List every line in the items below that contains the string "变革者的目标哪些是基于上述客观".

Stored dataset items

*****

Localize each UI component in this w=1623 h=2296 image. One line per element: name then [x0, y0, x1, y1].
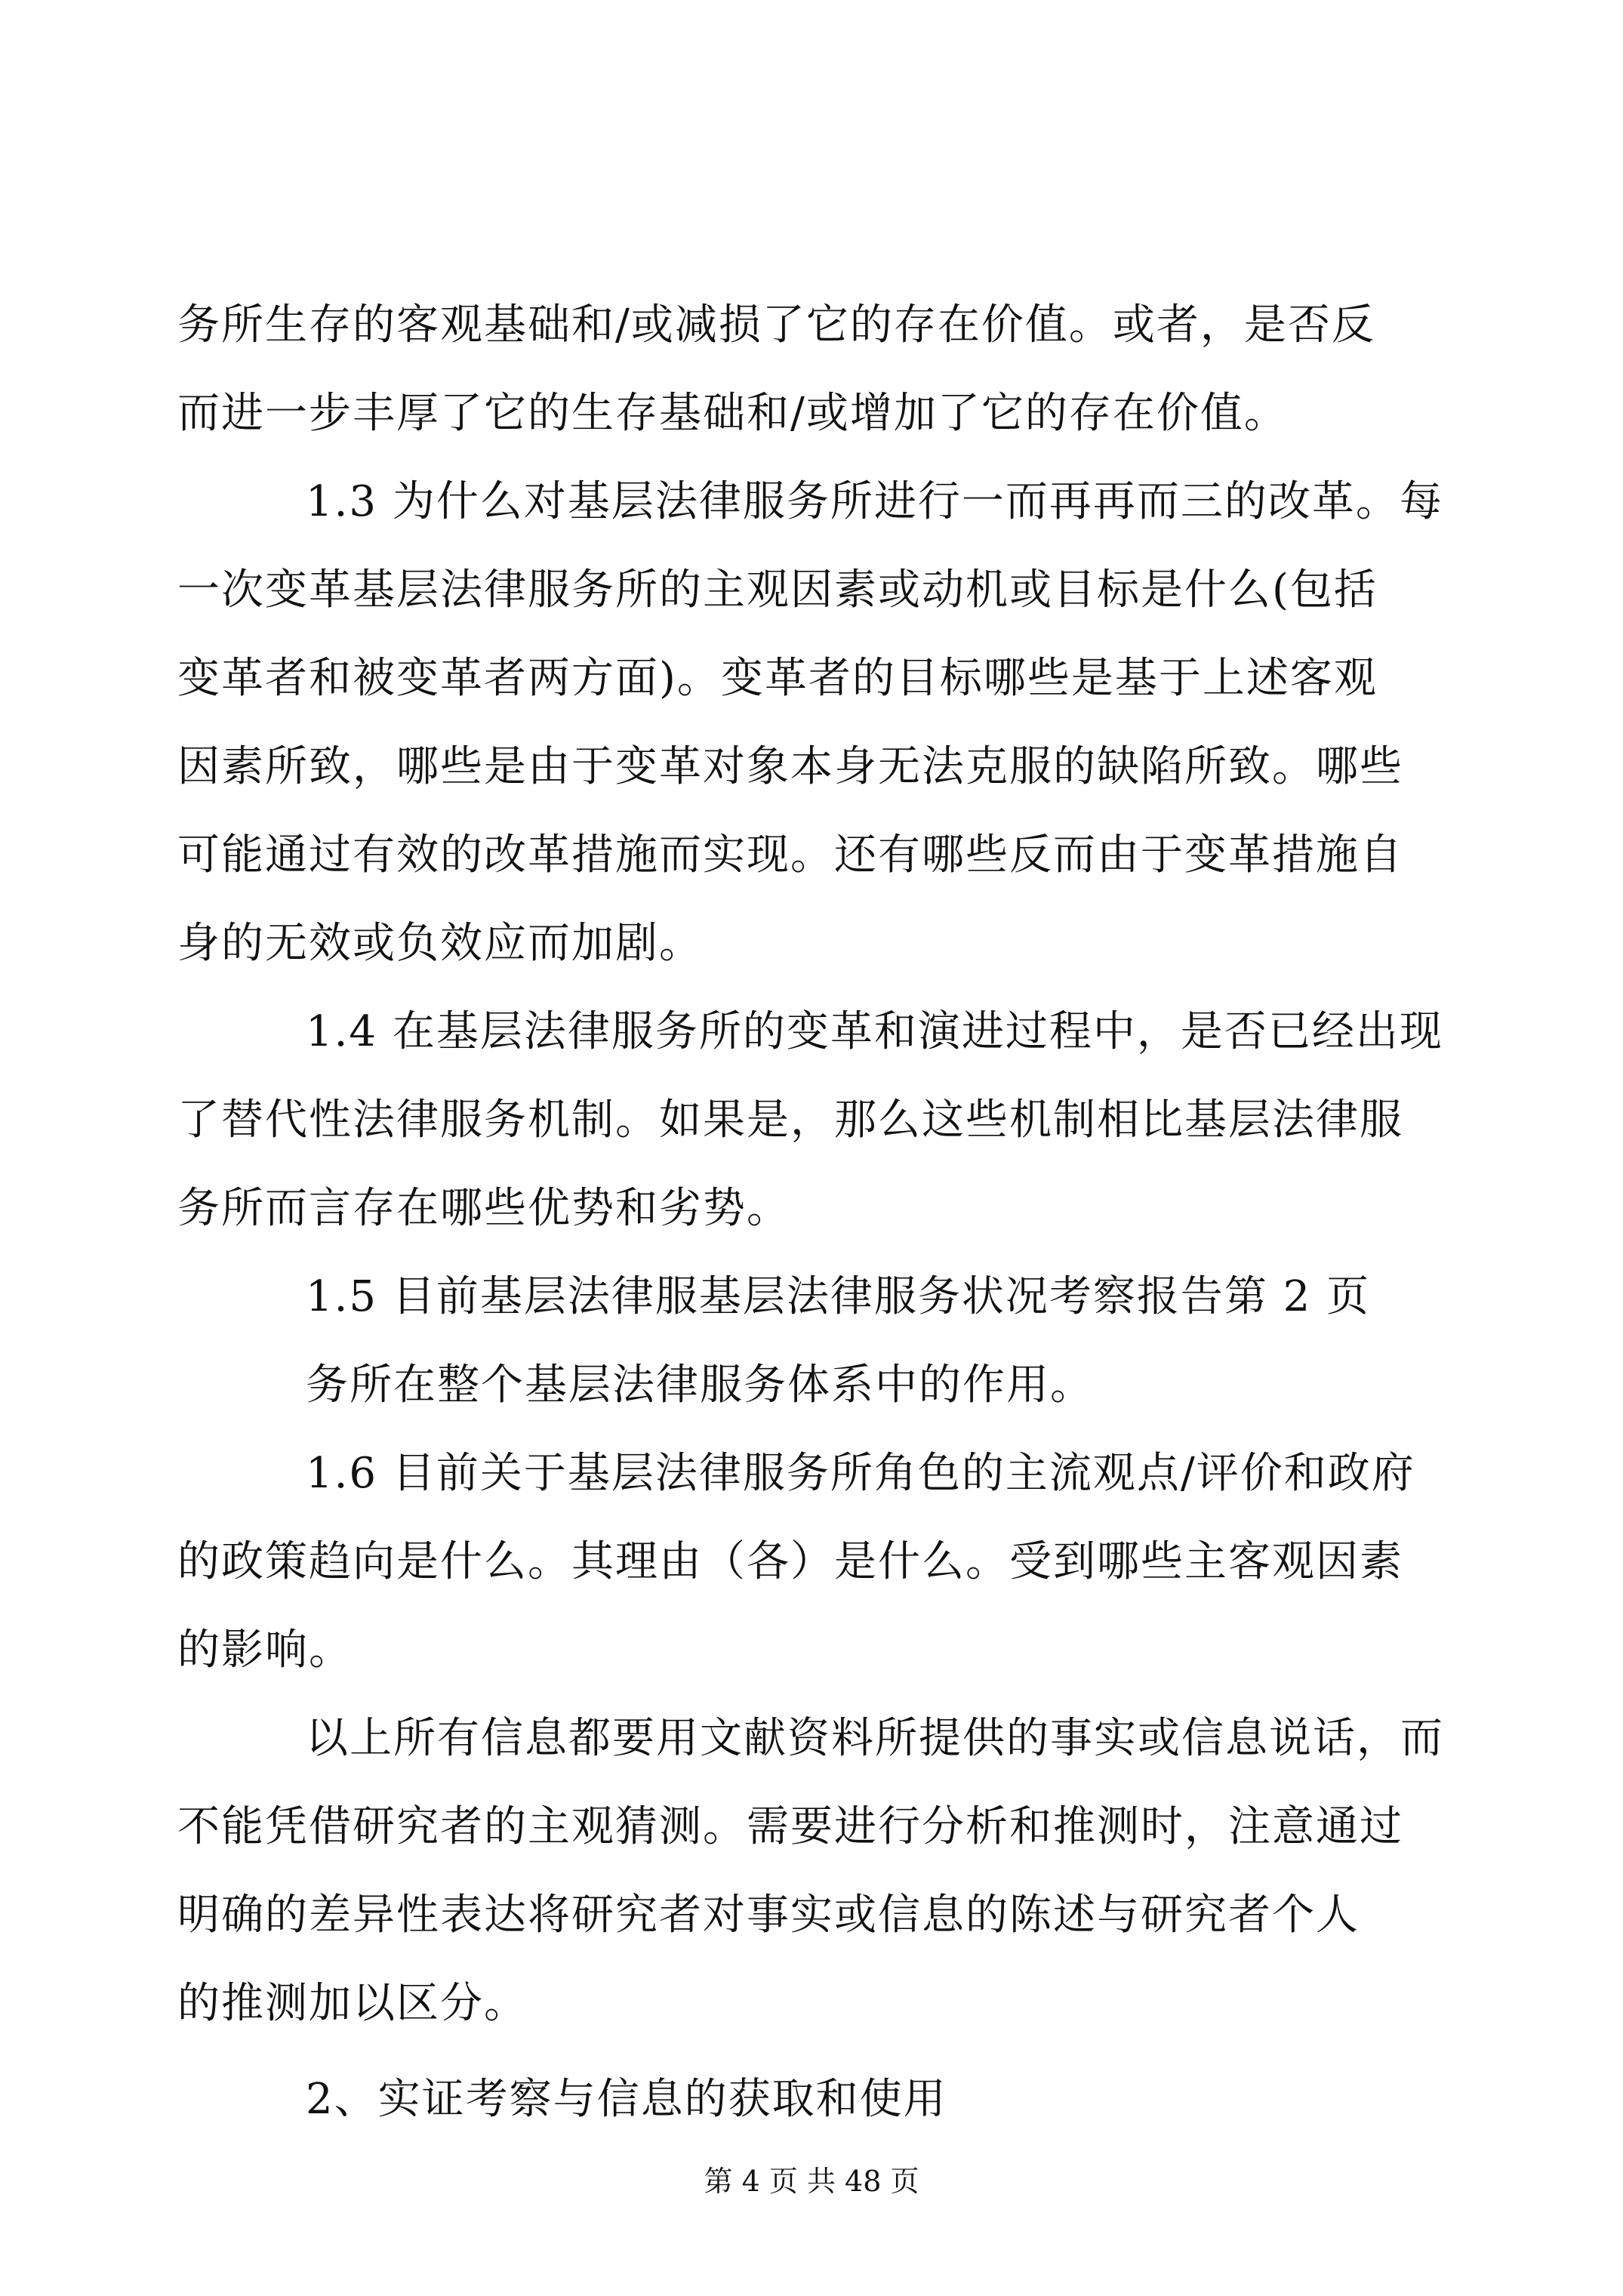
text-line: 不能凭借研究者的主观猜测。需要进行分析和推测时，注意通过: [177, 1802, 1403, 1851]
text-line: 身的无效或负效应而加剧。: [177, 919, 703, 968]
text-line: 以上所有信息都要用文献资料所提供的事实或信息说话，而: [306, 1714, 1444, 1763]
text-line: 明确的差异性表达将研究者对事实或信息的陈述与研究者个人: [177, 1891, 1360, 1940]
text-line: 变革者和被变革者两方面)。变革者的目标哪些是基于上述客观: [177, 654, 1378, 703]
text-line: 务所生存的客观基础和/或减损了它的存在价值。或者，是否反: [177, 300, 1375, 350]
text-line: 了替代性法律服务机制。如果是，那么这些机制相比基层法律服: [177, 1096, 1403, 1145]
section-heading: 2、实证考察与信息的获取和使用: [306, 2075, 947, 2124]
text-line: 一次变革基层法律服务所的主观因素或动机或目标是什么(包括: [177, 566, 1378, 615]
text-line: 的政策趋向是什么。其理由（各）是什么。受到哪些主客观因素: [177, 1537, 1403, 1586]
text-line: 因素所致，哪些是由于变革对象本身无法克服的缺陷所致。哪些: [177, 742, 1403, 791]
text-line: 而进一步丰厚了它的生存基础和/或增加了它的存在价值。: [177, 389, 1288, 438]
text-line: 的推测加以区分。: [177, 1979, 528, 2028]
page-number-footer: 第 4 页 共 48 页: [704, 2165, 919, 2198]
text-line: 1.3 为什么对基层法律服务所进行一而再再而三的改革。每: [306, 477, 1443, 526]
text-line: 1.4 在基层法律服务所的变革和演进过程中，是否已经出现: [306, 1007, 1443, 1056]
text-line: 务所在整个基层法律服务体系中的作用。: [306, 1361, 1094, 1410]
text-line: 的影响。: [177, 1626, 353, 1675]
text-line: 1.5 目前基层法律服基层法律服务状况考察报告第 2 页: [306, 1272, 1371, 1321]
text-line: 1.6 目前关于基层法律服务所角色的主流观点/评价和政府: [306, 1449, 1415, 1498]
text-line: 务所而言存在哪些优势和劣势。: [177, 1184, 790, 1233]
text-line: 可能通过有效的改革措施而实现。还有哪些反而由于变革措施自: [177, 831, 1403, 880]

*****

Finished exercise -
text-line: 变革者和被变革者两方面)。变革者的目标哪些是基于上述客观: [177, 654, 1378, 703]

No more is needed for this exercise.